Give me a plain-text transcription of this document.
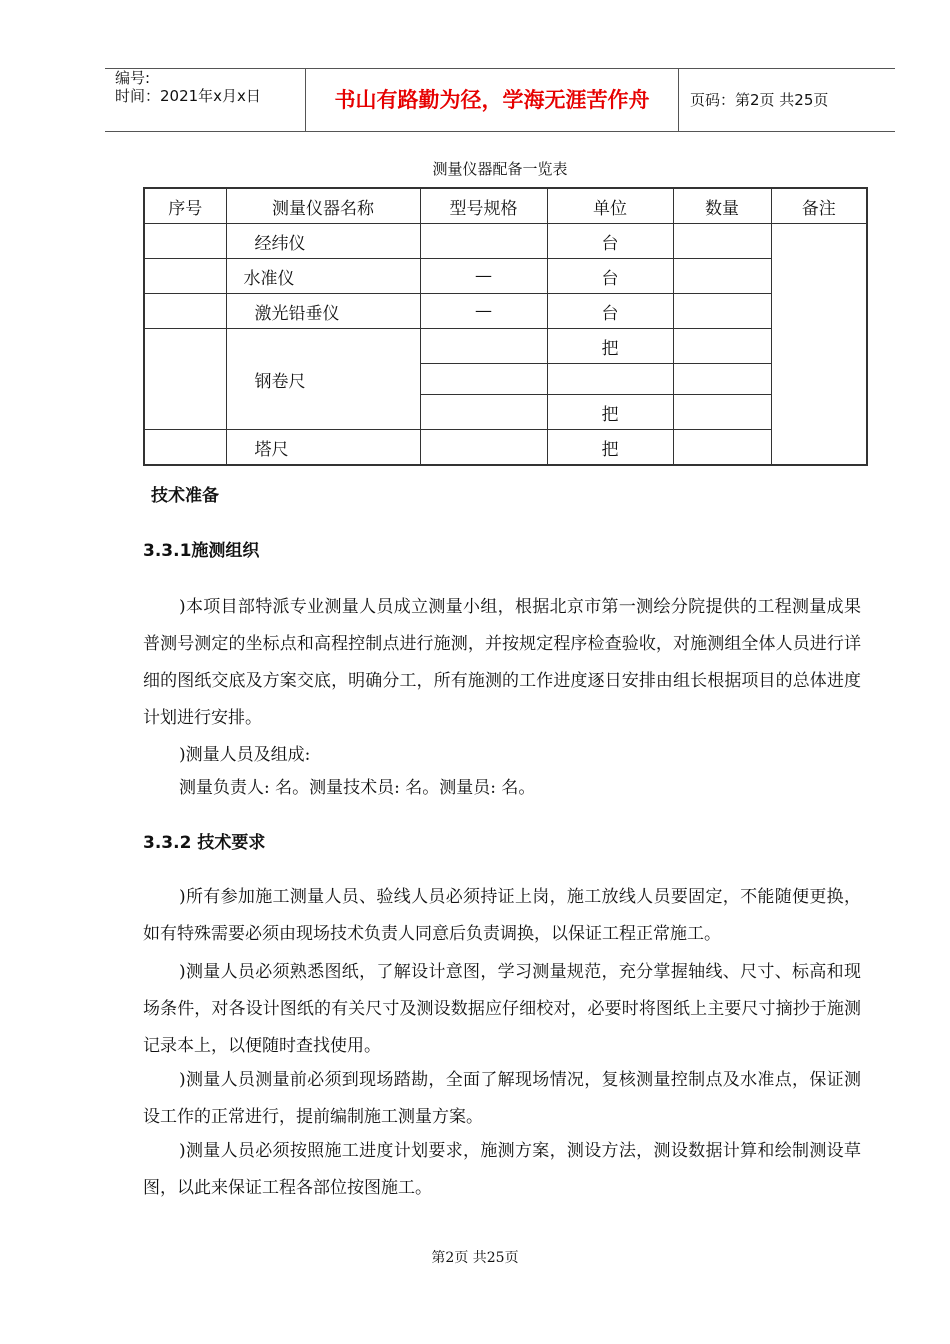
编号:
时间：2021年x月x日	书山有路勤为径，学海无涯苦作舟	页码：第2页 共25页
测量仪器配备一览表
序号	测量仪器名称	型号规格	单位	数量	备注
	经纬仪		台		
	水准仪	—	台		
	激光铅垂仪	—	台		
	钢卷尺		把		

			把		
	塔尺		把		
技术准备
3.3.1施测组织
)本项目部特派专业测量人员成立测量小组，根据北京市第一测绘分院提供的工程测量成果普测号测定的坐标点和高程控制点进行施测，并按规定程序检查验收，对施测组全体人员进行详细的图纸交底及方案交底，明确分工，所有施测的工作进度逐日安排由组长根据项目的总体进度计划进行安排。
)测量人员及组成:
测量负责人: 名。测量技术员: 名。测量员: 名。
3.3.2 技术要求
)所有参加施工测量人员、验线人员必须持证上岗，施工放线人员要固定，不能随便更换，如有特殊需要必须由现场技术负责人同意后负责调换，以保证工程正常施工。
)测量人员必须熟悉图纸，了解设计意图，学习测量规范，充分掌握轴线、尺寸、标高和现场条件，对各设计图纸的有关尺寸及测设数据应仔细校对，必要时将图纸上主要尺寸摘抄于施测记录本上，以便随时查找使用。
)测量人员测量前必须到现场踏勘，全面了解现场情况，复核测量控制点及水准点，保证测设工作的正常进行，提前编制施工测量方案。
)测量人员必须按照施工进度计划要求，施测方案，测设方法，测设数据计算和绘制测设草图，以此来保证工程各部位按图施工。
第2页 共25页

WHAT YOU NEED TO DO: Will you restate every entry word for word and omit the images?

CORRECT RESPONSE:
Give me a plain-text transcription of this document.
编号:
时间：2021年x月x日	书山有路勤为径，学海无涯苦作舟	页码：第2页 共25页
测量仪器配备一览表
序号	测量仪器名称	型号规格	单位	数量	备注
	经纬仪		台		
	水准仪	—	台		
	激光铅垂仪	—	台		
	钢卷尺		把		

			把		
	塔尺		把		
技术准备
3.3.1施测组织
)本项目部特派专业测量人员成立测量小组，根据北京市第一测绘分院提供的工程测量成果普测号测定的坐标点和高程控制点进行施测，并按规定程序检查验收，对施测组全体人员进行详细的图纸交底及方案交底，明确分工，所有施测的工作进度逐日安排由组长根据项目的总体进度计划进行安排。
)测量人员及组成:
测量负责人: 名。测量技术员: 名。测量员: 名。
3.3.2 技术要求
)所有参加施工测量人员、验线人员必须持证上岗，施工放线人员要固定，不能随便更换，如有特殊需要必须由现场技术负责人同意后负责调换，以保证工程正常施工。
)测量人员必须熟悉图纸，了解设计意图，学习测量规范，充分掌握轴线、尺寸、标高和现场条件，对各设计图纸的有关尺寸及测设数据应仔细校对，必要时将图纸上主要尺寸摘抄于施测记录本上，以便随时查找使用。
)测量人员测量前必须到现场踏勘，全面了解现场情况，复核测量控制点及水准点，保证测设工作的正常进行，提前编制施工测量方案。
)测量人员必须按照施工进度计划要求，施测方案，测设方法，测设数据计算和绘制测设草图，以此来保证工程各部位按图施工。
第2页 共25页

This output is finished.